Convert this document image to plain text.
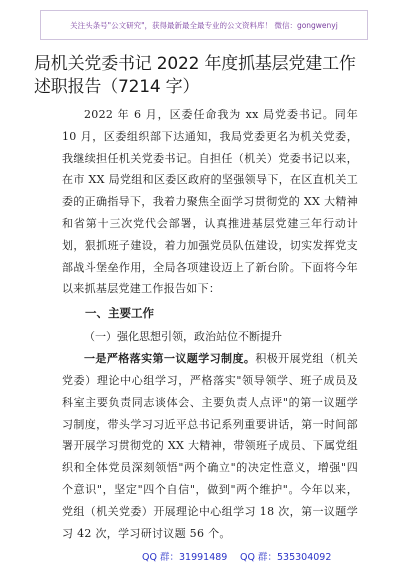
关注头条号"公文研究"，获得最新最全最专业的公文资料库！ 微信：gongwenyj
局机关党委书记 2022 年度抓基层党建工作
述职报告（7214 字）

2022 年 6 月，区委任命我为 xx 局党委书记。同年 10 月，区委组织部下达通知，我局党委更名为机关党委，我继续担任机关党委书记。自担任（机关）党委书记以来，在市 XX 局党组和区委区政府的坚强领导下，在区直机关工委的正确指导下，我着力聚焦全面学习贯彻党的 XX 大精神和省第十三次党代会部署，认真推进基层党建三年行动计划，狠抓班子建设，着力加强党员队伍建设，切实发挥党支部战斗堡垒作用，全局各项建设迈上了新台阶。下面将今年以来抓基层党建工作报告如下：

一、主要工作

（一）强化思想引领，政治站位不断提升

一是严格落实第一议题学习制度。积极开展党组（机关党委）理论中心组学习，严格落实"领导领学、班子成员及科室主要负责同志谈体会、主要负责人点评"的第一议题学习制度，带头学习习近平总书记系列重要讲话，第一时间部署开展学习贯彻党的 XX 大精神，带领班子成员、下属党组织和全体党员深刻领悟"两个确立"的决定性意义，增强"四个意识"，坚定"四个自信"，做到"两个维护"。今年以来，党组（机关党委）开展理论中心组学习 18 次，第一议题学习 42 次，学习研讨议题 56 个。

QQ 群：31991489 QQ 群：535304092
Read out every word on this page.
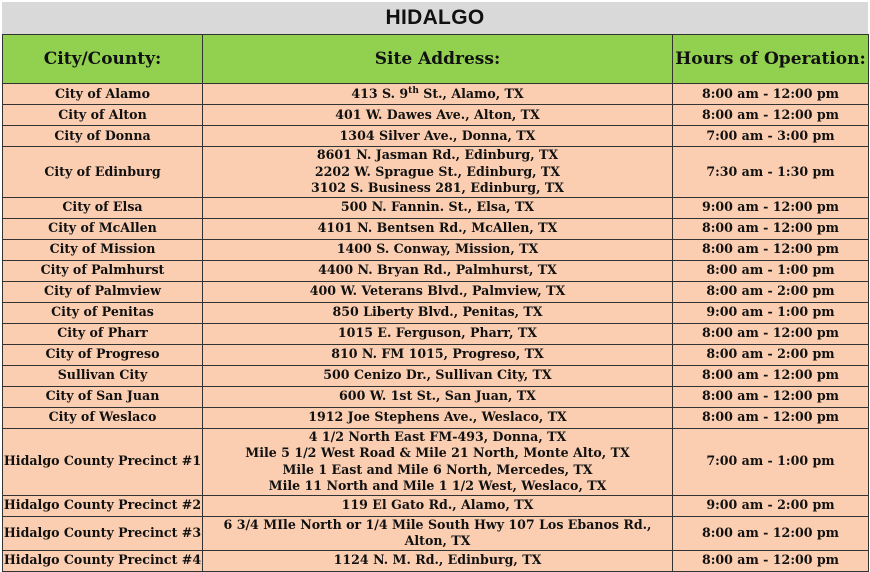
HIDALGO
City/County:	Site Address:	Hours of Operation:
City of Alamo	413 S. 9th St., Alamo, TX	8:00 am - 12:00 pm
City of Alton	401 W. Dawes Ave., Alton, TX	8:00 am - 12:00 pm
City of Donna	1304 Silver Ave., Donna, TX	7:00 am - 3:00 pm
City of Edinburg	8601 N. Jasman Rd., Edinburg, TX
2202 W. Sprague St., Edinburg, TX
3102 S. Business 281, Edinburg, TX	7:30 am - 1:30 pm
City of Elsa	500 N. Fannin. St., Elsa, TX	9:00 am - 12:00 pm
City of McAllen	4101 N. Bentsen Rd., McAllen, TX	8:00 am - 12:00 pm
City of Mission	1400 S. Conway, Mission, TX	8:00 am - 12:00 pm
City of Palmhurst	4400 N. Bryan Rd., Palmhurst, TX	8:00 am - 1:00 pm
City of Palmview	400 W. Veterans Blvd., Palmview, TX	8:00 am - 2:00 pm
City of Penitas	850 Liberty Blvd., Penitas, TX	9:00 am - 1:00 pm
City of Pharr	1015 E. Ferguson, Pharr, TX	8:00 am - 12:00 pm
City of Progreso	810 N. FM 1015, Progreso, TX	8:00 am - 2:00 pm
Sullivan City	500 Cenizo Dr., Sullivan City, TX	8:00 am - 12:00 pm
City of San Juan	600 W. 1st St., San Juan, TX	8:00 am - 12:00 pm
City of Weslaco	1912 Joe Stephens Ave., Weslaco, TX	8:00 am - 12:00 pm
Hidalgo County Precinct #1	4 1/2 North East FM-493, Donna, TX
Mile 5 1/2 West Road & Mile 21 North, Monte Alto, TX
Mile 1 East and Mile 6 North, Mercedes, TX
Mile 11 North and Mile 1 1/2 West, Weslaco, TX	7:00 am - 1:00 pm
Hidalgo County Precinct #2	119 El Gato Rd., Alamo, TX	9:00 am - 2:00 pm
Hidalgo County Precinct #3	6 3/4 MIle North or 1/4 Mile South Hwy 107 Los Ebanos Rd., Alton, TX	8:00 am - 12:00 pm
Hidalgo County Precinct #4	1124 N. M. Rd., Edinburg, TX	8:00 am - 12:00 pm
# # # #
# TASK OBJECTIVE:
Set the data above down again exactly as given, with no pictures.

# REPLY:
Convert this document image to plain text.
关注头条号"公文研究"，获得最新最全最专业的公文资料库！ 微信：gongwenyj
局机关党委书记 2022 年度抓基层党建工作
述职报告（7214 字）

2022 年 6 月，区委任命我为 xx 局党委书记。同年 10 月，区委组织部下达通知，我局党委更名为机关党委，我继续担任机关党委书记。自担任（机关）党委书记以来，在市 XX 局党组和区委区政府的坚强领导下，在区直机关工委的正确指导下，我着力聚焦全面学习贯彻党的 XX 大精神和省第十三次党代会部署，认真推进基层党建三年行动计划，狠抓班子建设，着力加强党员队伍建设，切实发挥党支部战斗堡垒作用，全局各项建设迈上了新台阶。下面将今年以来抓基层党建工作报告如下：

一、主要工作

（一）强化思想引领，政治站位不断提升

一是严格落实第一议题学习制度。积极开展党组（机关党委）理论中心组学习，严格落实"领导领学、班子成员及科室主要负责同志谈体会、主要负责人点评"的第一议题学习制度，带头学习习近平总书记系列重要讲话，第一时间部署开展学习贯彻党的 XX 大精神，带领班子成员、下属党组织和全体党员深刻领悟"两个确立"的决定性意义，增强"四个意识"，坚定"四个自信"，做到"两个维护"。今年以来，党组（机关党委）开展理论中心组学习 18 次，第一议题学习 42 次，学习研讨议题 56 个。

QQ 群：31991489 QQ 群：535304092
Read out every word on this page.
HIDALGO
City/County:	Site Address:	Hours of Operation:
City of Alamo	413 S. 9th St., Alamo, TX	8:00 am - 12:00 pm
City of Alton	401 W. Dawes Ave., Alton, TX	8:00 am - 12:00 pm
City of Donna	1304 Silver Ave., Donna, TX	7:00 am - 3:00 pm
City of Edinburg	8601 N. Jasman Rd., Edinburg, TX
2202 W. Sprague St., Edinburg, TX
3102 S. Business 281, Edinburg, TX	7:30 am - 1:30 pm
City of Elsa	500 N. Fannin. St., Elsa, TX	9:00 am - 12:00 pm
City of McAllen	4101 N. Bentsen Rd., McAllen, TX	8:00 am - 12:00 pm
City of Mission	1400 S. Conway, Mission, TX	8:00 am - 12:00 pm
City of Palmhurst	4400 N. Bryan Rd., Palmhurst, TX	8:00 am - 1:00 pm
City of Palmview	400 W. Veterans Blvd., Palmview, TX	8:00 am - 2:00 pm
City of Penitas	850 Liberty Blvd., Penitas, TX	9:00 am - 1:00 pm
City of Pharr	1015 E. Ferguson, Pharr, TX	8:00 am - 12:00 pm
City of Progreso	810 N. FM 1015, Progreso, TX	8:00 am - 2:00 pm
Sullivan City	500 Cenizo Dr., Sullivan City, TX	8:00 am - 12:00 pm
City of San Juan	600 W. 1st St., San Juan, TX	8:00 am - 12:00 pm
City of Weslaco	1912 Joe Stephens Ave., Weslaco, TX	8:00 am - 12:00 pm
Hidalgo County Precinct #1	4 1/2 North East FM-493, Donna, TX
Mile 5 1/2 West Road & Mile 21 North, Monte Alto, TX
Mile 1 East and Mile 6 North, Mercedes, TX
Mile 11 North and Mile 1 1/2 West, Weslaco, TX	7:00 am - 1:00 pm
Hidalgo County Precinct #2	119 El Gato Rd., Alamo, TX	9:00 am - 2:00 pm
Hidalgo County Precinct #3	6 3/4 MIle North or 1/4 Mile South Hwy 107 Los Ebanos Rd., Alton, TX	8:00 am - 12:00 pm
Hidalgo County Precinct #4	1124 N. M. Rd., Edinburg, TX	8:00 am - 12:00 pm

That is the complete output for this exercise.